**EXERCISE BRIEF:** Swap "TheWindowsClub" for "WinClub" everywhere it occurs in the lines below, leaving everything else unchanged.

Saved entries
_ _ _ _

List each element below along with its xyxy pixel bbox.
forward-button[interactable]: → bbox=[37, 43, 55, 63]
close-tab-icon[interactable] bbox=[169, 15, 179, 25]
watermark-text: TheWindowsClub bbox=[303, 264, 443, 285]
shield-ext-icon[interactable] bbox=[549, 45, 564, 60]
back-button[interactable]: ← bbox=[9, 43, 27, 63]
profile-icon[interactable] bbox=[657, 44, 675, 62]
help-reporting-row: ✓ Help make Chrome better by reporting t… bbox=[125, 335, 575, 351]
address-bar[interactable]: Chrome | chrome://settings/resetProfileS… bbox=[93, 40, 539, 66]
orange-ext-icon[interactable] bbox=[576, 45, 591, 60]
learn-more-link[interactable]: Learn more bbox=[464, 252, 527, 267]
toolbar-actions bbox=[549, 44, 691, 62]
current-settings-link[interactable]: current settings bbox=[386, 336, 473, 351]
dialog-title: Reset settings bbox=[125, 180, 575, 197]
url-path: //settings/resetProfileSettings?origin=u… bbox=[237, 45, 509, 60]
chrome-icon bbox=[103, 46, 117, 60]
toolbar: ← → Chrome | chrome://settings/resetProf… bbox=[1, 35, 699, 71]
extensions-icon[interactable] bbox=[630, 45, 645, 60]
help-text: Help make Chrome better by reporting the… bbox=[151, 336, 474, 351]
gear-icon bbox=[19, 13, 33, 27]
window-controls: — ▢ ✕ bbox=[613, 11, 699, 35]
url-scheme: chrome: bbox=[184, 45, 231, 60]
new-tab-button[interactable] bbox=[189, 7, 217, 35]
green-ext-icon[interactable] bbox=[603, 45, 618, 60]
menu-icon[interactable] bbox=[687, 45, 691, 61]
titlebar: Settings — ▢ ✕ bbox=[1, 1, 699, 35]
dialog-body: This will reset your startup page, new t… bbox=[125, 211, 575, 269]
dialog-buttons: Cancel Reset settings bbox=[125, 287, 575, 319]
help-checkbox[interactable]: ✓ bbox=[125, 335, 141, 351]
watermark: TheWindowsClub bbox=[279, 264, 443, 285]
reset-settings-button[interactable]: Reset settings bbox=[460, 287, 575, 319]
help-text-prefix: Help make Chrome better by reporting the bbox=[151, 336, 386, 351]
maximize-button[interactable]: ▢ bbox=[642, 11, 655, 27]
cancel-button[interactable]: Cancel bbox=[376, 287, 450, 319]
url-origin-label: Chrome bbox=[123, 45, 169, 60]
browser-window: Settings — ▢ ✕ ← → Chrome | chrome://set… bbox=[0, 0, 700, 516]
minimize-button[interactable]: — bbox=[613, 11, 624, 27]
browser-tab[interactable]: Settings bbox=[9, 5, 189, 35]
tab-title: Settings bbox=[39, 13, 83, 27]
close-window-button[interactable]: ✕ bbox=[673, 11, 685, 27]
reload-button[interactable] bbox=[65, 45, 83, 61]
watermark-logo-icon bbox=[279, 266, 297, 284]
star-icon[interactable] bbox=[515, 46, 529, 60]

_ _ _ _

**EXERCISE ANSWER:**
List each element below along with its xyxy pixel bbox.
forward-button[interactable]: → bbox=[37, 43, 55, 63]
close-tab-icon[interactable] bbox=[169, 15, 179, 25]
watermark-text: WinClub bbox=[303, 264, 443, 285]
shield-ext-icon[interactable] bbox=[549, 45, 564, 60]
back-button[interactable]: ← bbox=[9, 43, 27, 63]
profile-icon[interactable] bbox=[657, 44, 675, 62]
help-reporting-row: ✓ Help make Chrome better by reporting t… bbox=[125, 335, 575, 351]
address-bar[interactable]: Chrome | chrome://settings/resetProfileS… bbox=[93, 40, 539, 66]
orange-ext-icon[interactable] bbox=[576, 45, 591, 60]
learn-more-link[interactable]: Learn more bbox=[464, 252, 527, 267]
toolbar-actions bbox=[549, 44, 691, 62]
current-settings-link[interactable]: current settings bbox=[386, 336, 473, 351]
dialog-title: Reset settings bbox=[125, 180, 575, 197]
url-path: //settings/resetProfileSettings?origin=u… bbox=[237, 45, 509, 60]
chrome-icon bbox=[103, 46, 117, 60]
toolbar: ← → Chrome | chrome://settings/resetProf… bbox=[1, 35, 699, 71]
extensions-icon[interactable] bbox=[630, 45, 645, 60]
help-text: Help make Chrome better by reporting the… bbox=[151, 336, 474, 351]
gear-icon bbox=[19, 13, 33, 27]
window-controls: — ▢ ✕ bbox=[613, 11, 699, 35]
url-scheme: chrome: bbox=[184, 45, 231, 60]
new-tab-button[interactable] bbox=[189, 7, 217, 35]
green-ext-icon[interactable] bbox=[603, 45, 618, 60]
menu-icon[interactable] bbox=[687, 45, 691, 61]
titlebar: Settings — ▢ ✕ bbox=[1, 1, 699, 35]
dialog-body: This will reset your startup page, new t… bbox=[125, 211, 575, 269]
dialog-buttons: Cancel Reset settings bbox=[125, 287, 575, 319]
help-checkbox[interactable]: ✓ bbox=[125, 335, 141, 351]
watermark: WinClub bbox=[279, 264, 443, 285]
reset-settings-button[interactable]: Reset settings bbox=[460, 287, 575, 319]
help-text-prefix: Help make Chrome better by reporting the bbox=[151, 336, 386, 351]
maximize-button[interactable]: ▢ bbox=[642, 11, 655, 27]
cancel-button[interactable]: Cancel bbox=[376, 287, 450, 319]
url-origin-label: Chrome bbox=[123, 45, 169, 60]
browser-window: Settings — ▢ ✕ ← → Chrome | chrome://set… bbox=[0, 0, 700, 516]
minimize-button[interactable]: — bbox=[613, 11, 624, 27]
browser-tab[interactable]: Settings bbox=[9, 5, 189, 35]
tab-title: Settings bbox=[39, 13, 83, 27]
close-window-button[interactable]: ✕ bbox=[673, 11, 685, 27]
reload-button[interactable] bbox=[65, 45, 83, 61]
watermark-logo-icon bbox=[279, 266, 297, 284]
star-icon[interactable] bbox=[515, 46, 529, 60]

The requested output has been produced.